(Items from a figure collection)
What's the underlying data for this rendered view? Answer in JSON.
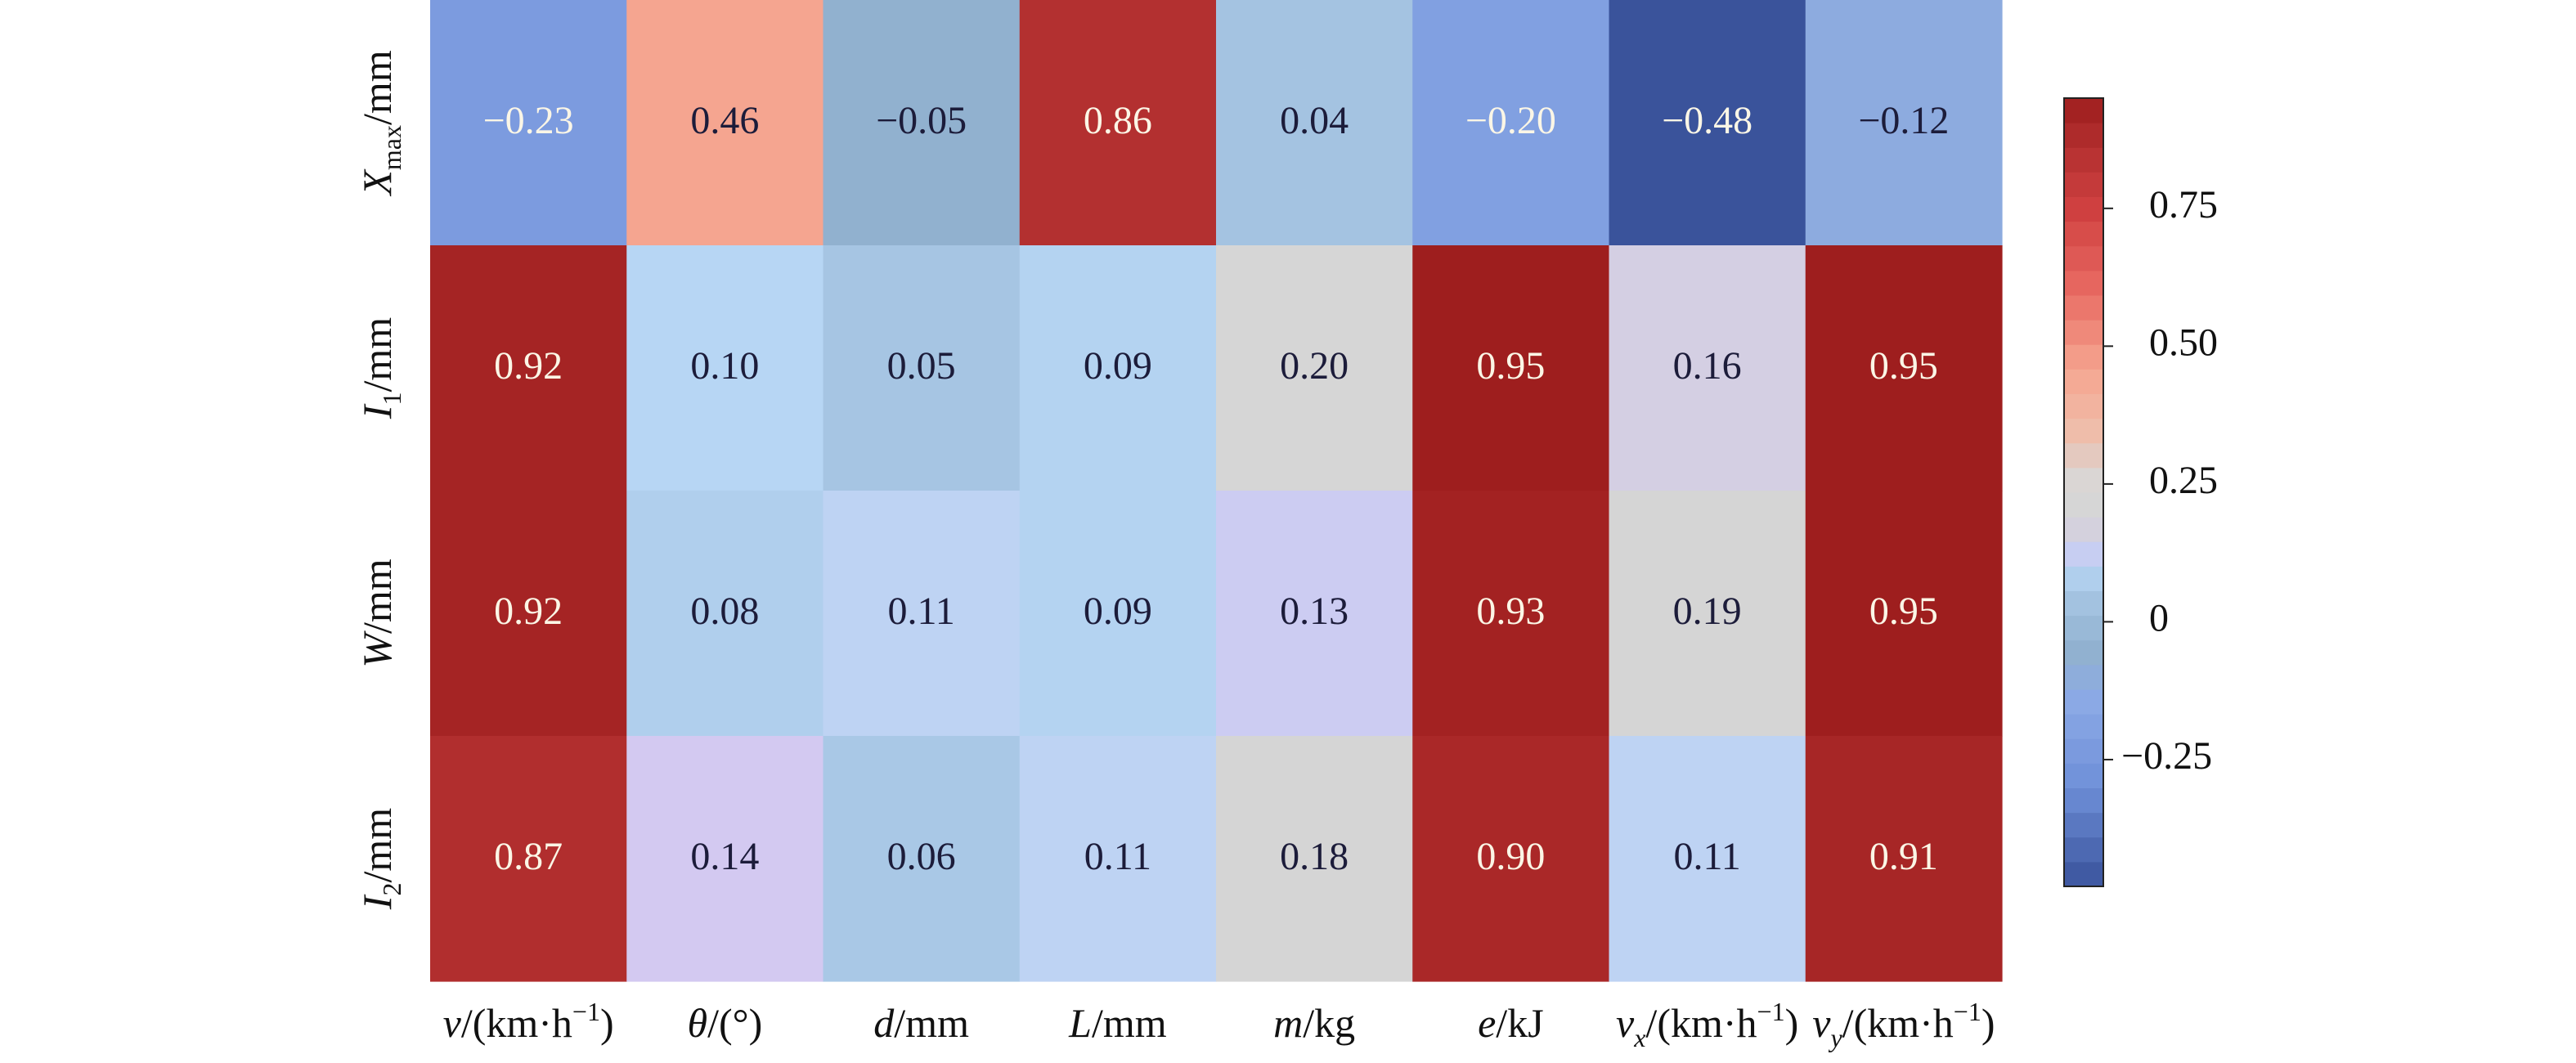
{
  "chart_data": {
    "type": "heatmap",
    "title": "",
    "xlabel": "",
    "ylabel": "",
    "x_categories": [
      {
        "main": "v",
        "sub": "",
        "unit": "/(km·h",
        "sup": "−1",
        "close": ")"
      },
      {
        "main": "θ",
        "sub": "",
        "unit": "/(°)",
        "sup": "",
        "close": ""
      },
      {
        "main": "d",
        "sub": "",
        "unit": "/mm",
        "sup": "",
        "close": ""
      },
      {
        "main": "L",
        "sub": "",
        "unit": "/mm",
        "sup": "",
        "close": ""
      },
      {
        "main": "m",
        "sub": "",
        "unit": "/kg",
        "sup": "",
        "close": ""
      },
      {
        "main": "e",
        "sub": "",
        "unit": "/kJ",
        "sup": "",
        "close": ""
      },
      {
        "main": "v",
        "sub": "x",
        "unit": "/(km·h",
        "sup": "−1",
        "close": ")"
      },
      {
        "main": "v",
        "sub": "y",
        "unit": "/(km·h",
        "sup": "−1",
        "close": ")"
      }
    ],
    "y_categories": [
      {
        "main": "X",
        "sub": "max",
        "unit": "/mm"
      },
      {
        "main": "I",
        "sub": "1",
        "unit": "/mm"
      },
      {
        "main": "W",
        "sub": "",
        "unit": "/mm"
      },
      {
        "main": "I",
        "sub": "2",
        "unit": "/mm"
      }
    ],
    "values": [
      [
        -0.23,
        0.46,
        -0.05,
        0.86,
        0.04,
        -0.2,
        -0.48,
        -0.12
      ],
      [
        0.92,
        0.1,
        0.05,
        0.09,
        0.2,
        0.95,
        0.16,
        0.95
      ],
      [
        0.92,
        0.08,
        0.11,
        0.09,
        0.13,
        0.93,
        0.19,
        0.95
      ],
      [
        0.87,
        0.14,
        0.06,
        0.11,
        0.18,
        0.9,
        0.11,
        0.91
      ]
    ],
    "value_labels": [
      [
        "−0.23",
        "0.46",
        "−0.05",
        "0.86",
        "0.04",
        "−0.20",
        "−0.48",
        "−0.12"
      ],
      [
        "0.92",
        "0.10",
        "0.05",
        "0.09",
        "0.20",
        "0.95",
        "0.16",
        "0.95"
      ],
      [
        "0.92",
        "0.08",
        "0.11",
        "0.09",
        "0.13",
        "0.93",
        "0.19",
        "0.95"
      ],
      [
        "0.87",
        "0.14",
        "0.06",
        "0.11",
        "0.18",
        "0.90",
        "0.11",
        "0.91"
      ]
    ],
    "colorbar": {
      "range": [
        -0.48,
        0.95
      ],
      "ticks": [
        -0.25,
        0,
        0.25,
        0.5,
        0.75
      ],
      "tick_labels": [
        "−0.25",
        "0",
        "0.25",
        "0.50",
        "0.75"
      ],
      "levels": 32,
      "placement": "right"
    },
    "colormap": [
      [
        -0.48,
        "#3a539b"
      ],
      [
        -0.3,
        "#6e8fd8"
      ],
      [
        -0.15,
        "#8ba9e6"
      ],
      [
        -0.05,
        "#91b1cf"
      ],
      [
        0.05,
        "#a6c5e3"
      ],
      [
        0.1,
        "#b7d6f4"
      ],
      [
        0.14,
        "#d3c9f1"
      ],
      [
        0.18,
        "#d5d5d5"
      ],
      [
        0.25,
        "#d8d8d8"
      ],
      [
        0.35,
        "#f0bca8"
      ],
      [
        0.46,
        "#f5a590"
      ],
      [
        0.6,
        "#e86a62"
      ],
      [
        0.75,
        "#cf4040"
      ],
      [
        0.86,
        "#b33030"
      ],
      [
        0.95,
        "#9e1e1e"
      ]
    ],
    "grid": false
  }
}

YOUR INSTRUCTIONS :: Search the records for the word "main". Copy every line that has it.

RESPONSE TO THIS TASK ::
        "main": "v",
        "main": "θ",
        "main": "d",
        "main": "L",
        "main": "m",
        "main": "e",
        "main": "v",
        "main": "v",
        "main": "X",
        "main": "I",
        "main": "W",
        "main": "I",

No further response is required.